* TO BE DONE
Count how many lines of the data include "name". The answer is that number and nothing else.

* LISTING
◆ ◆ ◆ ◆ ◆

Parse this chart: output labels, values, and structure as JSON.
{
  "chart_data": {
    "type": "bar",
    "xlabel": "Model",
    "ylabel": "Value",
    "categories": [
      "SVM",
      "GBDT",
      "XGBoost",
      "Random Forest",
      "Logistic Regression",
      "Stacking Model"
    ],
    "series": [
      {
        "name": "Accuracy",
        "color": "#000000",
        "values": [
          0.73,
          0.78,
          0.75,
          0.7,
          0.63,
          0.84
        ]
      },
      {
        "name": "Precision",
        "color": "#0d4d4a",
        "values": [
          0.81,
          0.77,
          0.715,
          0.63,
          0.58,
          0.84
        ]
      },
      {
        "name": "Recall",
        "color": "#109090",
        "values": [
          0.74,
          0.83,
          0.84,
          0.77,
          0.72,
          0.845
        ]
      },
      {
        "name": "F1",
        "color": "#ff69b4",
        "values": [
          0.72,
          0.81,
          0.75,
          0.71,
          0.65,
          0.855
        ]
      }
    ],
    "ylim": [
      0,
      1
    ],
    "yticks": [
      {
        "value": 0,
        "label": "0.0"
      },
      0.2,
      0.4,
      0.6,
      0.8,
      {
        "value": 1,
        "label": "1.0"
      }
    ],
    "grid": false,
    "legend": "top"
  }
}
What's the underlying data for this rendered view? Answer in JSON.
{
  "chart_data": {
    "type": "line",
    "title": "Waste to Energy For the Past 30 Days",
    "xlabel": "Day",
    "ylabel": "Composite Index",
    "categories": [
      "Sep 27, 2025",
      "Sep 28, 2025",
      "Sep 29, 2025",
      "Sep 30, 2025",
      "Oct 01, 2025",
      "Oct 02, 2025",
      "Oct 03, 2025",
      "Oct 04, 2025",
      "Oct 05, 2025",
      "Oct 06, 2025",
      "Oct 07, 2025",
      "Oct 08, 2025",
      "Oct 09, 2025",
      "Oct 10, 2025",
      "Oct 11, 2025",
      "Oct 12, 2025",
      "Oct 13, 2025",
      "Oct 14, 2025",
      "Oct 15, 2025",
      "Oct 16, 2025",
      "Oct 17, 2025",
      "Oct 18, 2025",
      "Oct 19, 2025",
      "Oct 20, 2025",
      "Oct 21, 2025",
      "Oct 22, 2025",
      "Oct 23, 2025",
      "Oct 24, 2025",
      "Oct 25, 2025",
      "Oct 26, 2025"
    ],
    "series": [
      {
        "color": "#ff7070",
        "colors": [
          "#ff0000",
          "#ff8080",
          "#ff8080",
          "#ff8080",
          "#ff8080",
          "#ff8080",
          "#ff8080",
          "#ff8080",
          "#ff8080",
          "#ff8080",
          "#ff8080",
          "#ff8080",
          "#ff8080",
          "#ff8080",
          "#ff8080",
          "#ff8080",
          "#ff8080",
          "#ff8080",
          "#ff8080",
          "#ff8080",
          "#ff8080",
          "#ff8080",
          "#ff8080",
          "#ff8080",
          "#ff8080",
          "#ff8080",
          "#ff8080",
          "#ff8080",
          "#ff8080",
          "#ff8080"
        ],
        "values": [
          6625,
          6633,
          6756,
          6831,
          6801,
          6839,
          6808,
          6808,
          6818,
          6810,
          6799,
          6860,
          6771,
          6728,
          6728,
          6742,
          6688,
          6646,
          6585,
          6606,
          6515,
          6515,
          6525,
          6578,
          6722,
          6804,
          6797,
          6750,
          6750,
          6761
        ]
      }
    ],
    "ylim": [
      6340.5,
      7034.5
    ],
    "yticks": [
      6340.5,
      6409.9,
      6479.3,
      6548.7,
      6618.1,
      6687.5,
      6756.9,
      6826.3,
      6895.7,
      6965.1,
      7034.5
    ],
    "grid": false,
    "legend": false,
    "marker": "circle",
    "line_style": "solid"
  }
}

◆ ◆ ◆ ◆ ◆

* EXERCISE RESPONSE
4